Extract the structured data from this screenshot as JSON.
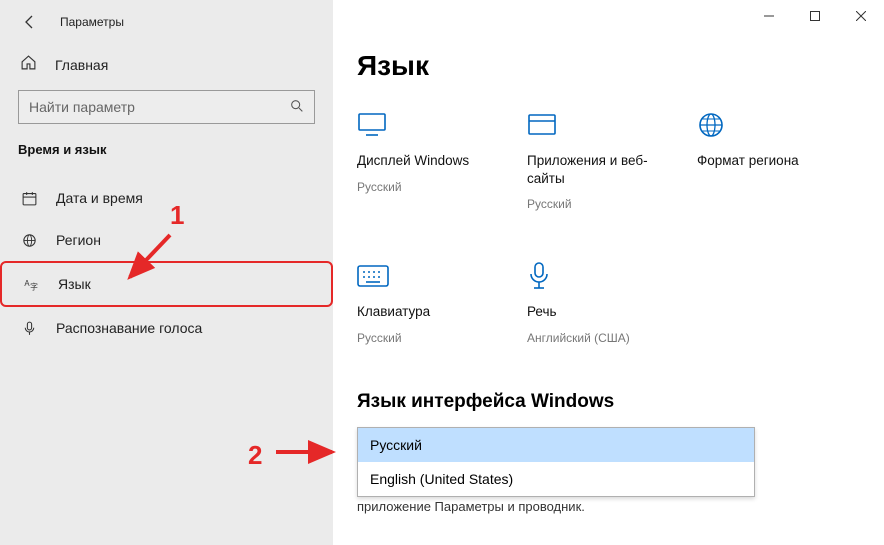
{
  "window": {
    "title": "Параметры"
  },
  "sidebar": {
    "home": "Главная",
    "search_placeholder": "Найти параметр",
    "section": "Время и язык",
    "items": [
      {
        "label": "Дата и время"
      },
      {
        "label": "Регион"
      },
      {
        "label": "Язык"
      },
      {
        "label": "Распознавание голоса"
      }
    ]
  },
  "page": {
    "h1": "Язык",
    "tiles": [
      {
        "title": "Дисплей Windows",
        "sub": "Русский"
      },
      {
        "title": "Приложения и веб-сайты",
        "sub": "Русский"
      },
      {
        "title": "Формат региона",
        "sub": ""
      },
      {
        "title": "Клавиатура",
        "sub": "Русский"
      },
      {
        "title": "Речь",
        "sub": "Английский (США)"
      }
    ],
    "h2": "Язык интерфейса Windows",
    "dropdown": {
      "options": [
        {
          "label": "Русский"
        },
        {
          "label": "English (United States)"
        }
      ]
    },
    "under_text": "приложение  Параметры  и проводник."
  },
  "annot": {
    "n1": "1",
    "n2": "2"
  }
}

○ ○ ○ ○ ○

# SET EXERCISE:
Identify the lines of the entries containing the string "label". Copy each such line.

# EXERCISE RESULT:
        "label": "Дата и время"
        "label": "Регион"
        "label": "Язык"
        "label": "Распознавание голоса"
          "label": "Русский"
          "label": "English (United States)"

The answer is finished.